- [Raw records]:

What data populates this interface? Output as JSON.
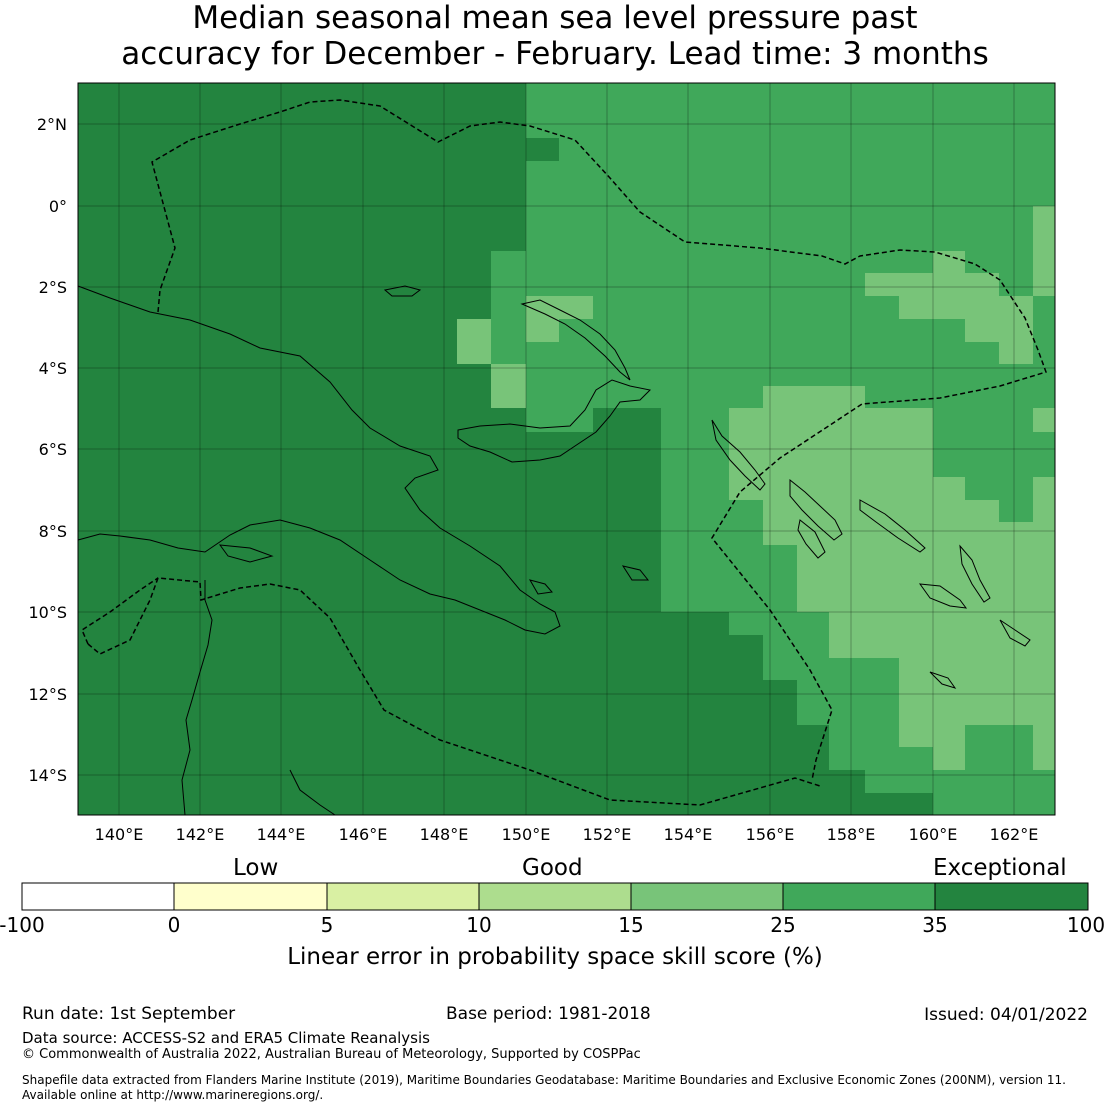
{
  "title": {
    "line1": "Median seasonal mean sea level pressure past",
    "line2": "accuracy for December - February. Lead time: 3 months"
  },
  "map": {
    "lon_ticks": [
      "140°E",
      "142°E",
      "144°E",
      "146°E",
      "148°E",
      "150°E",
      "152°E",
      "154°E",
      "156°E",
      "158°E",
      "160°E",
      "162°E"
    ],
    "lat_ticks": [
      "2°N",
      "0°",
      "2°S",
      "4°S",
      "6°S",
      "8°S",
      "10°S",
      "12°S",
      "14°S"
    ],
    "colors": {
      "exceptional": "#23843f",
      "c25_35": "#40a85a",
      "c15_25": "#78c479",
      "c10_15": "#addd8e",
      "c5_10": "#d9f0a3",
      "c0_5": "#ffffcc",
      "neg": "#ffffff"
    }
  },
  "colorbar": {
    "categories": {
      "low": "Low",
      "good": "Good",
      "exceptional": "Exceptional"
    },
    "ticks": [
      "-100",
      "0",
      "5",
      "10",
      "15",
      "25",
      "35",
      "100"
    ],
    "label": "Linear error in probability space skill score (%)"
  },
  "footer": {
    "run_date": "Run date: 1st September",
    "base_period": "Base period: 1981-2018",
    "issued": "Issued: 04/01/2022",
    "data_source": "Data source: ACCESS-S2 and ERA5 Climate Reanalysis",
    "copyright": "© Commonwealth of Australia 2022, Australian Bureau of Meteorology, Supported by COSPPac",
    "shapefile_line1": "Shapefile data extracted from Flanders Marine Institute (2019), Maritime Boundaries Geodatabase: Maritime Boundaries and Exclusive Economic Zones (200NM), version 11.",
    "shapefile_line2": "Available online at http://www.marineregions.org/."
  }
}
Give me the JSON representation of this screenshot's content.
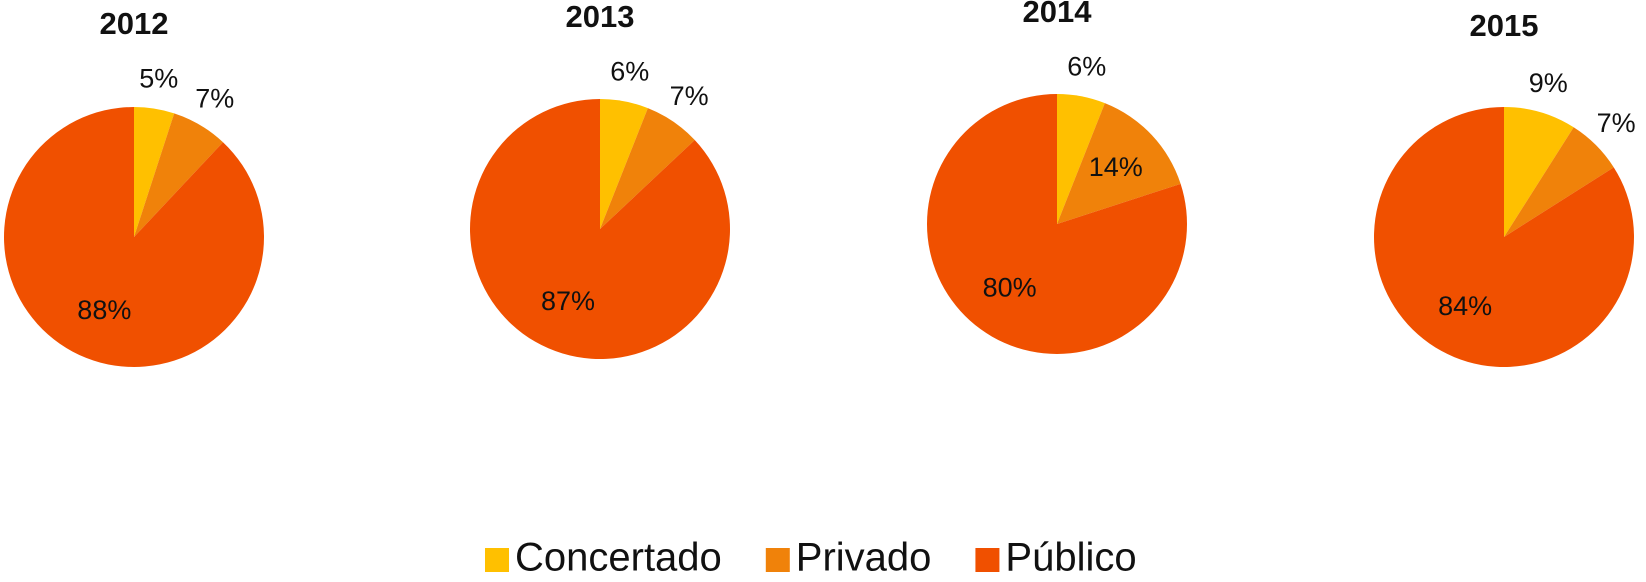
{
  "chart_data": [
    {
      "type": "pie",
      "title": "2012",
      "categories": [
        "Concertado",
        "Privado",
        "Público"
      ],
      "values": [
        5,
        7,
        88
      ],
      "value_labels": [
        "5%",
        "7%",
        "88%"
      ],
      "colors": [
        "#ffc000",
        "#f0820a",
        "#f05000"
      ]
    },
    {
      "type": "pie",
      "title": "2013",
      "categories": [
        "Concertado",
        "Privado",
        "Público"
      ],
      "values": [
        6,
        7,
        87
      ],
      "value_labels": [
        "6%",
        "7%",
        "87%"
      ],
      "colors": [
        "#ffc000",
        "#f0820a",
        "#f05000"
      ]
    },
    {
      "type": "pie",
      "title": "2014",
      "categories": [
        "Concertado",
        "Privado",
        "Público"
      ],
      "values": [
        6,
        14,
        80
      ],
      "value_labels": [
        "6%",
        "14%",
        "80%"
      ],
      "colors": [
        "#ffc000",
        "#f0820a",
        "#f05000"
      ]
    },
    {
      "type": "pie",
      "title": "2015",
      "categories": [
        "Concertado",
        "Privado",
        "Público"
      ],
      "values": [
        9,
        7,
        84
      ],
      "value_labels": [
        "9%",
        "7%",
        "84%"
      ],
      "colors": [
        "#ffc000",
        "#f0820a",
        "#f05000"
      ]
    }
  ]
}
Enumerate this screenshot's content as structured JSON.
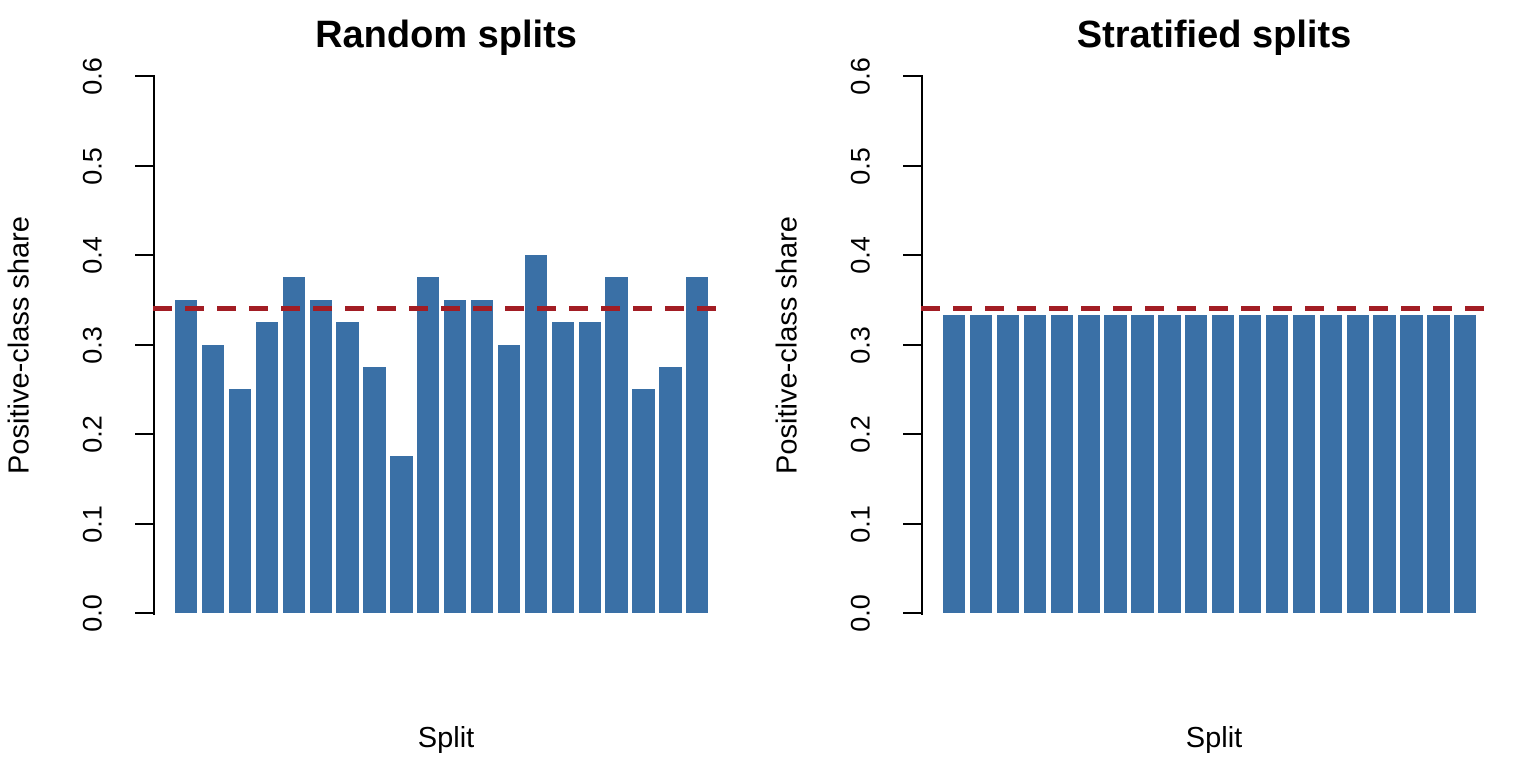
{
  "figure": {
    "background": "#FFFFFF",
    "bar_color": "#3A70A6",
    "reference_line_color": "#A21D24",
    "axis_color": "#000000",
    "text_color": "#000000"
  },
  "chart_data": [
    {
      "type": "bar",
      "title": "Random splits",
      "xlabel": "Split",
      "ylabel": "Positive-class share",
      "ylim": [
        0,
        0.6
      ],
      "yticks": [
        0,
        0.1,
        0.2,
        0.3,
        0.4,
        0.5,
        0.6
      ],
      "ytick_labels": [
        "0.0",
        "0.1",
        "0.2",
        "0.3",
        "0.4",
        "0.5",
        "0.6"
      ],
      "n_bars": 20,
      "values": [
        0.35,
        0.3,
        0.25,
        0.325,
        0.375,
        0.35,
        0.325,
        0.275,
        0.175,
        0.375,
        0.35,
        0.35,
        0.3,
        0.4,
        0.325,
        0.325,
        0.375,
        0.25,
        0.275,
        0.375
      ],
      "bar_color": "#3A70A6",
      "reference_line": {
        "y": 0.34,
        "style": "dashed",
        "color": "#A21D24"
      },
      "grid": false,
      "legend": null
    },
    {
      "type": "bar",
      "title": "Stratified splits",
      "xlabel": "Split",
      "ylabel": "Positive-class share",
      "ylim": [
        0,
        0.6
      ],
      "yticks": [
        0,
        0.1,
        0.2,
        0.3,
        0.4,
        0.5,
        0.6
      ],
      "ytick_labels": [
        "0.0",
        "0.1",
        "0.2",
        "0.3",
        "0.4",
        "0.5",
        "0.6"
      ],
      "n_bars": 20,
      "values": [
        0.333,
        0.333,
        0.333,
        0.333,
        0.333,
        0.333,
        0.333,
        0.333,
        0.333,
        0.333,
        0.333,
        0.333,
        0.333,
        0.333,
        0.333,
        0.333,
        0.333,
        0.333,
        0.333,
        0.333
      ],
      "bar_color": "#3A70A6",
      "reference_line": {
        "y": 0.34,
        "style": "dashed",
        "color": "#A21D24"
      },
      "grid": false,
      "legend": null
    }
  ]
}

- [Problem to solve]: Take the listing above and restate it word for word, without its pictures.

- [Output]:
What data populates this interface? Output as JSON.
{
  "title": {
    "line1": "Median seasonal mean sea level pressure past",
    "line2": "accuracy for December - February. Lead time: 3 months"
  },
  "map": {
    "lon_ticks": [
      "140°E",
      "142°E",
      "144°E",
      "146°E",
      "148°E",
      "150°E",
      "152°E",
      "154°E",
      "156°E",
      "158°E",
      "160°E",
      "162°E"
    ],
    "lat_ticks": [
      "2°N",
      "0°",
      "2°S",
      "4°S",
      "6°S",
      "8°S",
      "10°S",
      "12°S",
      "14°S"
    ],
    "colors": {
      "exceptional": "#23843f",
      "c25_35": "#40a85a",
      "c15_25": "#78c479",
      "c10_15": "#addd8e",
      "c5_10": "#d9f0a3",
      "c0_5": "#ffffcc",
      "neg": "#ffffff"
    }
  },
  "colorbar": {
    "categories": {
      "low": "Low",
      "good": "Good",
      "exceptional": "Exceptional"
    },
    "ticks": [
      "-100",
      "0",
      "5",
      "10",
      "15",
      "25",
      "35",
      "100"
    ],
    "label": "Linear error in probability space skill score (%)"
  },
  "footer": {
    "run_date": "Run date: 1st September",
    "base_period": "Base period: 1981-2018",
    "issued": "Issued: 04/01/2022",
    "data_source": "Data source: ACCESS-S2 and ERA5 Climate Reanalysis",
    "copyright": "© Commonwealth of Australia 2022, Australian Bureau of Meteorology, Supported by COSPPac",
    "shapefile_line1": "Shapefile data extracted from Flanders Marine Institute (2019), Maritime Boundaries Geodatabase: Maritime Boundaries and Exclusive Economic Zones (200NM), version 11.",
    "shapefile_line2": "Available online at http://www.marineregions.org/."
  }
}
Give me the JSON representation of this screenshot's content.
{
  "chart_data": [
    {
      "type": "pie",
      "title": "2012",
      "categories": [
        "Concertado",
        "Privado",
        "Público"
      ],
      "values": [
        5,
        7,
        88
      ],
      "value_labels": [
        "5%",
        "7%",
        "88%"
      ],
      "colors": [
        "#ffc000",
        "#f0820a",
        "#f05000"
      ]
    },
    {
      "type": "pie",
      "title": "2013",
      "categories": [
        "Concertado",
        "Privado",
        "Público"
      ],
      "values": [
        6,
        7,
        87
      ],
      "value_labels": [
        "6%",
        "7%",
        "87%"
      ],
      "colors": [
        "#ffc000",
        "#f0820a",
        "#f05000"
      ]
    },
    {
      "type": "pie",
      "title": "2014",
      "categories": [
        "Concertado",
        "Privado",
        "Público"
      ],
      "values": [
        6,
        14,
        80
      ],
      "value_labels": [
        "6%",
        "14%",
        "80%"
      ],
      "colors": [
        "#ffc000",
        "#f0820a",
        "#f05000"
      ]
    },
    {
      "type": "pie",
      "title": "2015",
      "categories": [
        "Concertado",
        "Privado",
        "Público"
      ],
      "values": [
        9,
        7,
        84
      ],
      "value_labels": [
        "9%",
        "7%",
        "84%"
      ],
      "colors": [
        "#ffc000",
        "#f0820a",
        "#f05000"
      ]
    }
  ]
}
Enumerate this screenshot's content as structured JSON.
{
  "figure": {
    "background": "#FFFFFF",
    "bar_color": "#3A70A6",
    "reference_line_color": "#A21D24",
    "axis_color": "#000000",
    "text_color": "#000000"
  },
  "chart_data": [
    {
      "type": "bar",
      "title": "Random splits",
      "xlabel": "Split",
      "ylabel": "Positive-class share",
      "ylim": [
        0,
        0.6
      ],
      "yticks": [
        0,
        0.1,
        0.2,
        0.3,
        0.4,
        0.5,
        0.6
      ],
      "ytick_labels": [
        "0.0",
        "0.1",
        "0.2",
        "0.3",
        "0.4",
        "0.5",
        "0.6"
      ],
      "n_bars": 20,
      "values": [
        0.35,
        0.3,
        0.25,
        0.325,
        0.375,
        0.35,
        0.325,
        0.275,
        0.175,
        0.375,
        0.35,
        0.35,
        0.3,
        0.4,
        0.325,
        0.325,
        0.375,
        0.25,
        0.275,
        0.375
      ],
      "bar_color": "#3A70A6",
      "reference_line": {
        "y": 0.34,
        "style": "dashed",
        "color": "#A21D24"
      },
      "grid": false,
      "legend": null
    },
    {
      "type": "bar",
      "title": "Stratified splits",
      "xlabel": "Split",
      "ylabel": "Positive-class share",
      "ylim": [
        0,
        0.6
      ],
      "yticks": [
        0,
        0.1,
        0.2,
        0.3,
        0.4,
        0.5,
        0.6
      ],
      "ytick_labels": [
        "0.0",
        "0.1",
        "0.2",
        "0.3",
        "0.4",
        "0.5",
        "0.6"
      ],
      "n_bars": 20,
      "values": [
        0.333,
        0.333,
        0.333,
        0.333,
        0.333,
        0.333,
        0.333,
        0.333,
        0.333,
        0.333,
        0.333,
        0.333,
        0.333,
        0.333,
        0.333,
        0.333,
        0.333,
        0.333,
        0.333,
        0.333
      ],
      "bar_color": "#3A70A6",
      "reference_line": {
        "y": 0.34,
        "style": "dashed",
        "color": "#A21D24"
      },
      "grid": false,
      "legend": null
    }
  ]
}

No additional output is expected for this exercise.